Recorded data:
--------

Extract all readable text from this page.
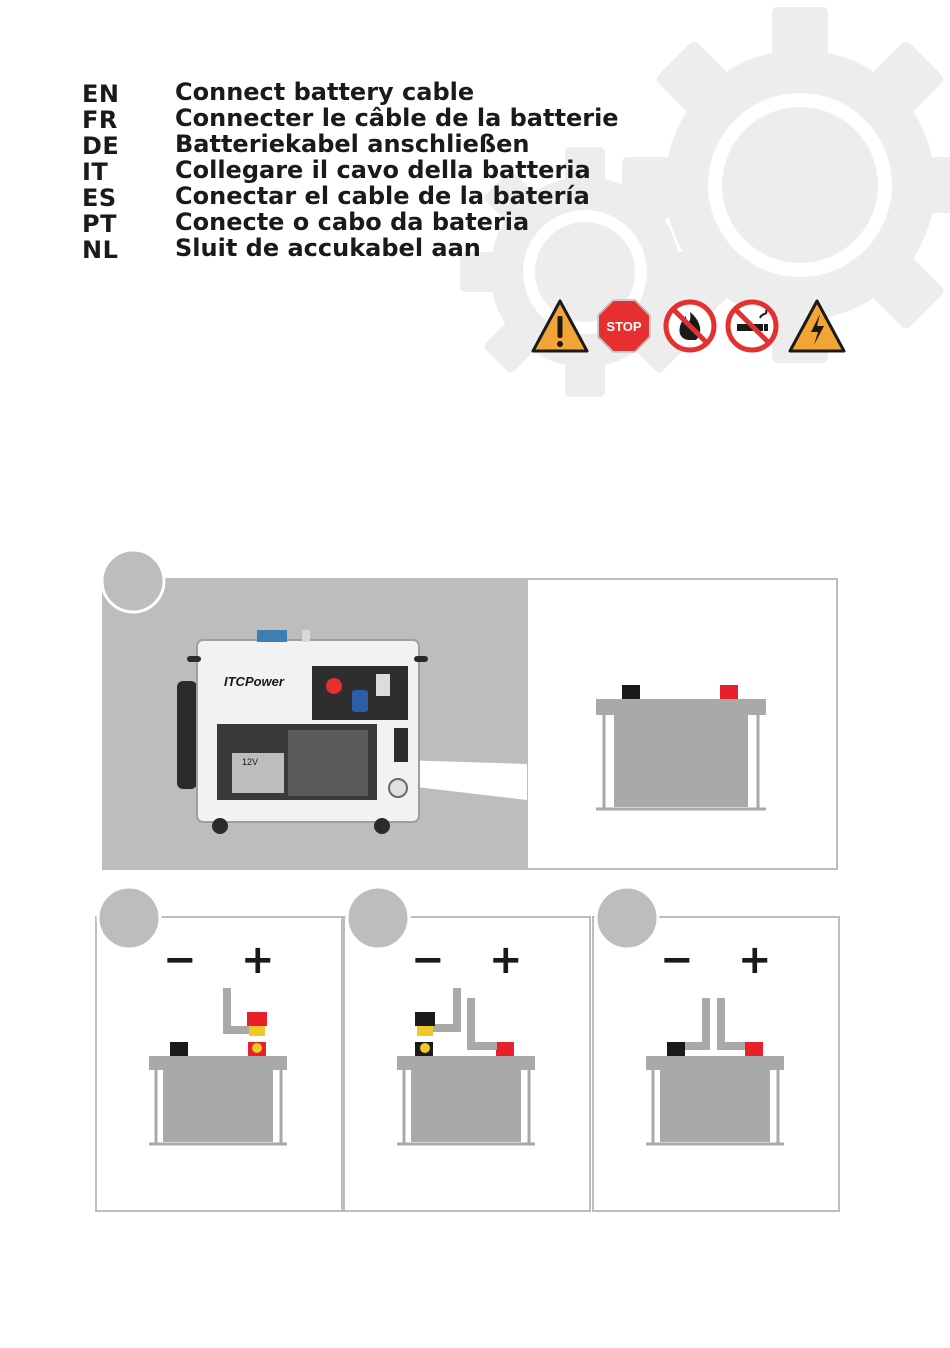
EN	Connect battery cable
FR	Connecter le câble de la batterie
DE	Batteriekabel anschließen
IT	Collegare il cavo della batteria
ES	Conectar el cable de la batería
PT	Conecte o cabo da bateria
NL	Sluit de accukabel aan
STOP
ITCPower
12V
− +	− +	− +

--------

**WHAT IS NEEDED:** Give the material again exactly as it is, but keep the pictures out.

**REPLY TO THE EXERCISE:**
Extract all readable text from this page.
EN	Connect battery cable
FR	Connecter le câble de la batterie
DE	Batteriekabel anschließen
IT	Collegare il cavo della batteria
ES	Conectar el cable de la batería
PT	Conecte o cabo da bateria
NL	Sluit de accukabel aan
STOP
ITCPower
12V
− +	− +	− +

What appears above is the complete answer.